--- START OF RECORDS SHOWN ---
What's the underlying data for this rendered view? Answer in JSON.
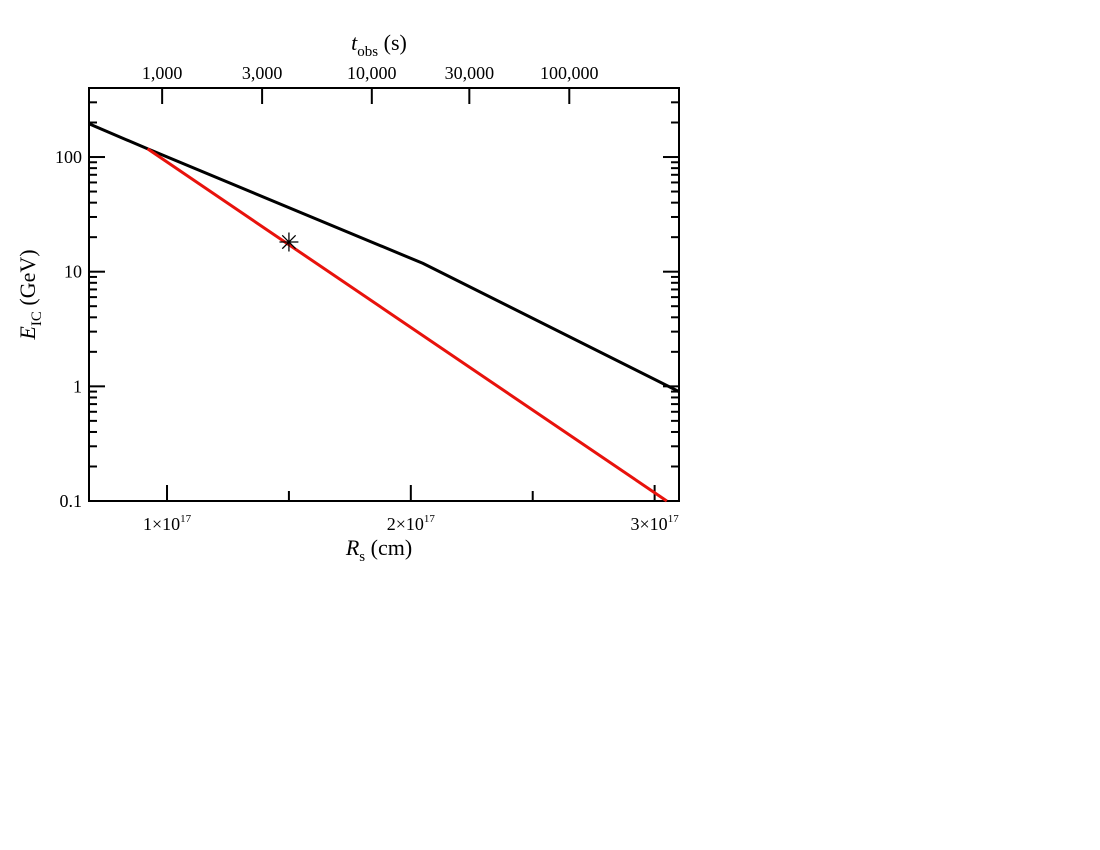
{
  "chart_data": {
    "type": "line",
    "x_scale": "linear",
    "y_scale": "log",
    "xlim": [
      6.8e+16,
      3.1e+17
    ],
    "ylim": [
      0.1,
      400
    ],
    "grid": false,
    "legend": "none",
    "xlabel": {
      "symbol": "R",
      "sub": "s",
      "unit": "(cm)"
    },
    "ylabel": {
      "symbol": "E",
      "sub": "IC",
      "unit": "(GeV)"
    },
    "top_label": {
      "symbol": "t",
      "sub": "obs",
      "unit": "(s)"
    },
    "x_ticks": [
      {
        "value": 1e+17,
        "mant": "1",
        "exp": "17"
      },
      {
        "value": 2e+17,
        "mant": "2",
        "exp": "17"
      },
      {
        "value": 3e+17,
        "mant": "3",
        "exp": "17"
      }
    ],
    "y_ticks": [
      {
        "value": 0.1,
        "label": "0.1"
      },
      {
        "value": 1,
        "label": "1"
      },
      {
        "value": 10,
        "label": "10"
      },
      {
        "value": 100,
        "label": "100"
      }
    ],
    "top_ticks": [
      {
        "label": "1,000",
        "x": 9.8e+16
      },
      {
        "label": "3,000",
        "x": 1.39e+17
      },
      {
        "label": "10,000",
        "x": 1.84e+17
      },
      {
        "label": "30,000",
        "x": 2.24e+17
      },
      {
        "label": "100,000",
        "x": 2.65e+17
      }
    ],
    "series": [
      {
        "color": "#000000",
        "points": [
          [
            6.8e+16,
            195
          ],
          [
            9.2e+16,
            118
          ],
          [
            2.05e+17,
            11.8
          ],
          [
            3.1e+17,
            0.9
          ]
        ]
      },
      {
        "color": "#e8120c",
        "points": [
          [
            9.2e+16,
            118
          ],
          [
            3.05e+17,
            0.1
          ]
        ]
      }
    ],
    "markers": [
      {
        "symbol": "✳",
        "x": 1.5e+17,
        "y": 18
      }
    ],
    "times_sign": "×"
  }
}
--- END OF RECORDS SHOWN ---
§ **STATED GOAL**:
Transcribe every entry above exactly. Omit all pictures.

§ **OUTPUT OF THE TASK**:
What's the underlying data for this rendered view? Answer in JSON.
{
  "chart_data": {
    "type": "line",
    "x_scale": "linear",
    "y_scale": "log",
    "xlim": [
      6.8e+16,
      3.1e+17
    ],
    "ylim": [
      0.1,
      400
    ],
    "grid": false,
    "legend": "none",
    "xlabel": {
      "symbol": "R",
      "sub": "s",
      "unit": "(cm)"
    },
    "ylabel": {
      "symbol": "E",
      "sub": "IC",
      "unit": "(GeV)"
    },
    "top_label": {
      "symbol": "t",
      "sub": "obs",
      "unit": "(s)"
    },
    "x_ticks": [
      {
        "value": 1e+17,
        "mant": "1",
        "exp": "17"
      },
      {
        "value": 2e+17,
        "mant": "2",
        "exp": "17"
      },
      {
        "value": 3e+17,
        "mant": "3",
        "exp": "17"
      }
    ],
    "y_ticks": [
      {
        "value": 0.1,
        "label": "0.1"
      },
      {
        "value": 1,
        "label": "1"
      },
      {
        "value": 10,
        "label": "10"
      },
      {
        "value": 100,
        "label": "100"
      }
    ],
    "top_ticks": [
      {
        "label": "1,000",
        "x": 9.8e+16
      },
      {
        "label": "3,000",
        "x": 1.39e+17
      },
      {
        "label": "10,000",
        "x": 1.84e+17
      },
      {
        "label": "30,000",
        "x": 2.24e+17
      },
      {
        "label": "100,000",
        "x": 2.65e+17
      }
    ],
    "series": [
      {
        "color": "#000000",
        "points": [
          [
            6.8e+16,
            195
          ],
          [
            9.2e+16,
            118
          ],
          [
            2.05e+17,
            11.8
          ],
          [
            3.1e+17,
            0.9
          ]
        ]
      },
      {
        "color": "#e8120c",
        "points": [
          [
            9.2e+16,
            118
          ],
          [
            3.05e+17,
            0.1
          ]
        ]
      }
    ],
    "markers": [
      {
        "symbol": "✳",
        "x": 1.5e+17,
        "y": 18
      }
    ],
    "times_sign": "×"
  }
}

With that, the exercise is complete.